** BEGIN Listed records **

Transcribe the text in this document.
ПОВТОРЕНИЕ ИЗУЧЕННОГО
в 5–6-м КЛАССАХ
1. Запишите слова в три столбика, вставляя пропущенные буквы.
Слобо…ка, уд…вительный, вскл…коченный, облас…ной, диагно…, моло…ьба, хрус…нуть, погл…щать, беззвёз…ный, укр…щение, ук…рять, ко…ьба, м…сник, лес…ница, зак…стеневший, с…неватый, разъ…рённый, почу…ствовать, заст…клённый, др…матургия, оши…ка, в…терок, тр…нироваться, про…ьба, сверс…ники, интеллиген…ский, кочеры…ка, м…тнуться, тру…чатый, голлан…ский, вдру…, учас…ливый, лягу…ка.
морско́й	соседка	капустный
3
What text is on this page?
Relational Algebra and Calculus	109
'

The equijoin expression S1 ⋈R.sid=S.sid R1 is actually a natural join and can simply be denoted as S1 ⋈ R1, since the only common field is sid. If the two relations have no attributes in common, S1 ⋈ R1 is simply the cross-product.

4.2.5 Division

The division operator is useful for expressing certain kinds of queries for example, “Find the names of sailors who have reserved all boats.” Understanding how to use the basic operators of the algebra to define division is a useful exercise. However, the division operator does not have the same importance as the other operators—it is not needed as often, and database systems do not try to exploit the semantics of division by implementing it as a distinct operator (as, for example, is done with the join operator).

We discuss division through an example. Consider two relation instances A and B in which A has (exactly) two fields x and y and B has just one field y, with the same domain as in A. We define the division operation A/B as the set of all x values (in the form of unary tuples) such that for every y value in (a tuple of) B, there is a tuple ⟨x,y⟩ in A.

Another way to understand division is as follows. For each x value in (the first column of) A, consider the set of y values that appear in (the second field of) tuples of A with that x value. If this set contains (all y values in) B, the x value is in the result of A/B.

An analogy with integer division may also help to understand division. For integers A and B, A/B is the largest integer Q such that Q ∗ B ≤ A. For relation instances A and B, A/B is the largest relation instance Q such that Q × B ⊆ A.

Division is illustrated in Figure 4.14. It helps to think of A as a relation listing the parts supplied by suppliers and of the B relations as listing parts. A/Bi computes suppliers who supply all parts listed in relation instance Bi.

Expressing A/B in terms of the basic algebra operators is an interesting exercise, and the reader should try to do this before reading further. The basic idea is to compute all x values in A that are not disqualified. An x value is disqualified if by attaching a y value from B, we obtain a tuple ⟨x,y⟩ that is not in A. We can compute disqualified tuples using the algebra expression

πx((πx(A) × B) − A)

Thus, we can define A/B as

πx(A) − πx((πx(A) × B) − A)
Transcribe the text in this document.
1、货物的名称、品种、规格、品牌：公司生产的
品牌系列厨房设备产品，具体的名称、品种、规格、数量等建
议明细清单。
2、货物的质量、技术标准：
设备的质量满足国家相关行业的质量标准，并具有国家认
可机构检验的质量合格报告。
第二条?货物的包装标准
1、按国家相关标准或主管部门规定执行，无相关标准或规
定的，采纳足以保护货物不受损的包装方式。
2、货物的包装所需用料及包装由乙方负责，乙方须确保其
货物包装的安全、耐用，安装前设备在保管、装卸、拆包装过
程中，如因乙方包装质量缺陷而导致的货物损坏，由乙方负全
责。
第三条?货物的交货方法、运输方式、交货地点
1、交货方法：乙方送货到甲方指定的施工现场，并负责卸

** END Listed records **

The problem:
Extract all of the material exactly as it is written.

Solution for this exercise:
Transcribe the text in this document.
ПОВТОРЕНИЕ ИЗУЧЕННОГО
в 5–6-м КЛАССАХ
1. Запишите слова в три столбика, вставляя пропущенные буквы.
Слобо…ка, уд…вительный, вскл…коченный, облас…ной, диагно…, моло…ьба, хрус…нуть, погл…щать, беззвёз…ный, укр…щение, ук…рять, ко…ьба, м…сник, лес…ница, зак…стеневший, с…неватый, разъ…рённый, почу…ствовать, заст…клённый, др…матургия, оши…ка, в…терок, тр…нироваться, про…ьба, сверс…ники, интеллиген…ский, кочеры…ка, м…тнуться, тру…чатый, голлан…ский, вдру…, учас…ливый, лягу…ка.
морско́й	соседка	капустный
3
What text is on this page?
Relational Algebra and Calculus	109
'

The equijoin expression S1 ⋈R.sid=S.sid R1 is actually a natural join and can simply be denoted as S1 ⋈ R1, since the only common field is sid. If the two relations have no attributes in common, S1 ⋈ R1 is simply the cross-product.

4.2.5 Division

The division operator is useful for expressing certain kinds of queries for example, “Find the names of sailors who have reserved all boats.” Understanding how to use the basic operators of the algebra to define division is a useful exercise. However, the division operator does not have the same importance as the other operators—it is not needed as often, and database systems do not try to exploit the semantics of division by implementing it as a distinct operator (as, for example, is done with the join operator).

We discuss division through an example. Consider two relation instances A and B in which A has (exactly) two fields x and y and B has just one field y, with the same domain as in A. We define the division operation A/B as the set of all x values (in the form of unary tuples) such that for every y value in (a tuple of) B, there is a tuple ⟨x,y⟩ in A.

Another way to understand division is as follows. For each x value in (the first column of) A, consider the set of y values that appear in (the second field of) tuples of A with that x value. If this set contains (all y values in) B, the x value is in the result of A/B.

An analogy with integer division may also help to understand division. For integers A and B, A/B is the largest integer Q such that Q ∗ B ≤ A. For relation instances A and B, A/B is the largest relation instance Q such that Q × B ⊆ A.

Division is illustrated in Figure 4.14. It helps to think of A as a relation listing the parts supplied by suppliers and of the B relations as listing parts. A/Bi computes suppliers who supply all parts listed in relation instance Bi.

Expressing A/B in terms of the basic algebra operators is an interesting exercise, and the reader should try to do this before reading further. The basic idea is to compute all x values in A that are not disqualified. An x value is disqualified if by attaching a y value from B, we obtain a tuple ⟨x,y⟩ that is not in A. We can compute disqualified tuples using the algebra expression

πx((πx(A) × B) − A)

Thus, we can define A/B as

πx(A) − πx((πx(A) × B) − A)
Transcribe the text in this document.
1、货物的名称、品种、规格、品牌：公司生产的
品牌系列厨房设备产品，具体的名称、品种、规格、数量等建
议明细清单。
2、货物的质量、技术标准：
设备的质量满足国家相关行业的质量标准，并具有国家认
可机构检验的质量合格报告。
第二条?货物的包装标准
1、按国家相关标准或主管部门规定执行，无相关标准或规
定的，采纳足以保护货物不受损的包装方式。
2、货物的包装所需用料及包装由乙方负责，乙方须确保其
货物包装的安全、耐用，安装前设备在保管、装卸、拆包装过
程中，如因乙方包装质量缺陷而导致的货物损坏，由乙方负全
责。
第三条?货物的交货方法、运输方式、交货地点
1、交货方法：乙方送货到甲方指定的施工现场，并负责卸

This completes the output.